## Short problem:
Repeat the data verbatim.

## Supplied data:
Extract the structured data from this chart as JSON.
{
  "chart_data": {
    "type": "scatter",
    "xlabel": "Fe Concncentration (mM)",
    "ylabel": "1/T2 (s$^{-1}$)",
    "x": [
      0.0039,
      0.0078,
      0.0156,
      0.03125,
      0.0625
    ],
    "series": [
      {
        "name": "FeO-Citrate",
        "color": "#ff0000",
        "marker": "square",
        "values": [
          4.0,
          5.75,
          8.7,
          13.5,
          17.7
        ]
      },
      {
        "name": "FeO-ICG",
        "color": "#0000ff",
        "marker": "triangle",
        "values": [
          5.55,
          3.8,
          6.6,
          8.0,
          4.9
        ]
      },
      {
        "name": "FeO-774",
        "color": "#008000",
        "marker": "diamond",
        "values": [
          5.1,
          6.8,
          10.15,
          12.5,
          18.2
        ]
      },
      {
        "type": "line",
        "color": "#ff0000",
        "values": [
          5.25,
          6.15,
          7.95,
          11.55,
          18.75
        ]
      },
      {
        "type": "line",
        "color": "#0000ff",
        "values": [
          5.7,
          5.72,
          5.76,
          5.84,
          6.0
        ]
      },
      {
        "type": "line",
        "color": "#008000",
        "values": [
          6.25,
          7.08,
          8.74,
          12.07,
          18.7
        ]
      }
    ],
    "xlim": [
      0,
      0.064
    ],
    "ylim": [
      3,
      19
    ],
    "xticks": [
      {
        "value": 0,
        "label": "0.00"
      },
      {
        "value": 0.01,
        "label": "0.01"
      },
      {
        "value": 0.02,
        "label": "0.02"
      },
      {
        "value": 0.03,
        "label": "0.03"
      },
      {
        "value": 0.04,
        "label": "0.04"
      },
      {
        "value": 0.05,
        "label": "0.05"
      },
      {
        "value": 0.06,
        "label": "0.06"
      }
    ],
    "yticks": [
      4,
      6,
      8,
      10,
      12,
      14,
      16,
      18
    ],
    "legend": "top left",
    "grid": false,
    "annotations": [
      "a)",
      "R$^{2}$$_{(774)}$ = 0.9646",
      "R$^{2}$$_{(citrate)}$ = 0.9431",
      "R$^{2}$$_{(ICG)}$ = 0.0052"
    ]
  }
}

## Response to this task:
Extract the structured data from this chart as JSON.
{
  "chart_data": {
    "type": "scatter",
    "xlabel": "Fe Concncentration (mM)",
    "ylabel": "1/T2 (s$^{-1}$)",
    "x": [
      0.0039,
      0.0078,
      0.0156,
      0.03125,
      0.0625
    ],
    "series": [
      {
        "name": "FeO-Citrate",
        "color": "#ff0000",
        "marker": "square",
        "values": [
          4.0,
          5.75,
          8.7,
          13.5,
          17.7
        ]
      },
      {
        "name": "FeO-ICG",
        "color": "#0000ff",
        "marker": "triangle",
        "values": [
          5.55,
          3.8,
          6.6,
          8.0,
          4.9
        ]
      },
      {
        "name": "FeO-774",
        "color": "#008000",
        "marker": "diamond",
        "values": [
          5.1,
          6.8,
          10.15,
          12.5,
          18.2
        ]
      },
      {
        "type": "line",
        "color": "#ff0000",
        "values": [
          5.25,
          6.15,
          7.95,
          11.55,
          18.75
        ]
      },
      {
        "type": "line",
        "color": "#0000ff",
        "values": [
          5.7,
          5.72,
          5.76,
          5.84,
          6.0
        ]
      },
      {
        "type": "line",
        "color": "#008000",
        "values": [
          6.25,
          7.08,
          8.74,
          12.07,
          18.7
        ]
      }
    ],
    "xlim": [
      0,
      0.064
    ],
    "ylim": [
      3,
      19
    ],
    "xticks": [
      {
        "value": 0,
        "label": "0.00"
      },
      {
        "value": 0.01,
        "label": "0.01"
      },
      {
        "value": 0.02,
        "label": "0.02"
      },
      {
        "value": 0.03,
        "label": "0.03"
      },
      {
        "value": 0.04,
        "label": "0.04"
      },
      {
        "value": 0.05,
        "label": "0.05"
      },
      {
        "value": 0.06,
        "label": "0.06"
      }
    ],
    "yticks": [
      4,
      6,
      8,
      10,
      12,
      14,
      16,
      18
    ],
    "legend": "top left",
    "grid": false,
    "annotations": [
      "a)",
      "R$^{2}$$_{(774)}$ = 0.9646",
      "R$^{2}$$_{(citrate)}$ = 0.9431",
      "R$^{2}$$_{(ICG)}$ = 0.0052"
    ]
  }
}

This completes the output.